▶ **Brano**:
○ ○ ○

Dalla mia pagina Facebook Michael Laitman – 05/08/2018

Un esempio del fallimento degli avvenimenti globali ci si è prospettato davanti quando il nuovo Governo italiano ha dichiarato che non sarebbe più stato “il campo profughi dell’Europa” e si è rifiutato di accogliere nuove navi cariche di immigrati; l’implicazione è stata immediatamente evidente nella vicina Spagna dove, dall’inizio dell’anno, sono arrivati 22.000 immigrati.

Ma neppure il Governo spagnolo può farsi carico di questo enorme fardello, infatti non ci sono abbastanza poliziotti, non ci sono abbastanza letti, non c’è abbastanza cibo. Ma questo non è solo un problema della Spagna o dell’Italia, è un problema di tutto il vecchio Continente. I leader dell’Unione Europea non riescono a trovare una soluzione che sia reale e a lungo termine, in quanto decidono, di volta in volta, di aprire o chiudere i loro porti per motivi politici, economici o di immagine.

○ ○ ○

▶ **Materiale fornito**:
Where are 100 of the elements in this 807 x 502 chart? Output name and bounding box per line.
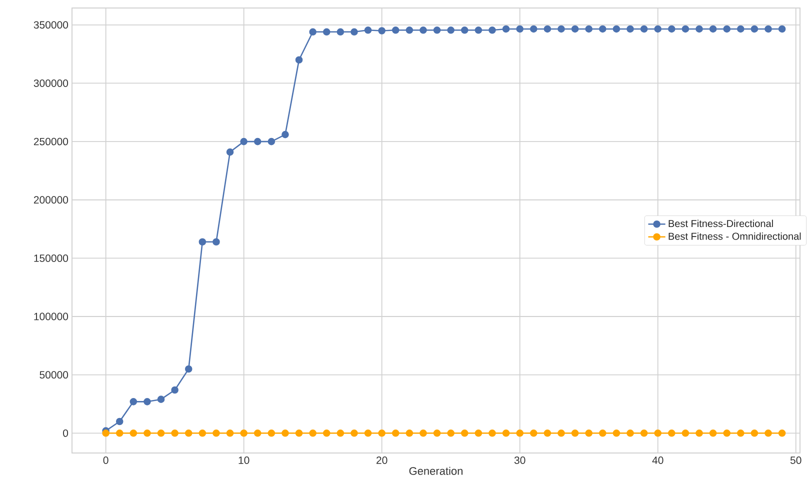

○ ○ ○

▶ **Consegna**:
Prosegui il brano sull'immigrazione in Europa partendo dopo la sua ultima frase.

▶ **Soluzione**:
Ma l’immigrazione di massa è solo un sintomo del malessere globale. Si aggiunge ad una lunga lista di complessità che compongono una crisi multiforme e globale che l’umanità deve fronteggiare da un punto di vista sociale, economico ed ecologico. E tutte queste sfide hanno una radice comune: l’incompatibilità di un’umanità profondamente divisa con un mondo sempre più interdipendente.

L’Europa è il luogo in cui molte delle sfide globali emergono e richiedono di essere risolte. In questo contesto, l’Europa di oggi sta mangiando l’amaro porridge che ha cucinato per sé fin dai tempi della corsa capitalistica coloniale della fine del XIX secolo, quando le potenze europee erano affamate della ricchezza delle risorse naturali e della manodopera a basso costo di Asia ed Africa.

L’orgoglio europeo racconta una storia di contributi morali e culturali alle popolazioni primitive del Terzo mondo. In pratica, però, la storia dimostra che molti dei paesi che erano sotto il dominio europeo non hanno ricevuto i mezzi educativi, economici e politici per potersi uniformare al resto del mondo in uno stato di parità. Infatti, i paesi europei hanno sradicato gli antichi valori spirituali dall’Africa con la diffusione del Cristianesimo, hanno portato alla segregazione etnica, e anche a brutali guerre civili, con il loro programma di dividere e conquistare.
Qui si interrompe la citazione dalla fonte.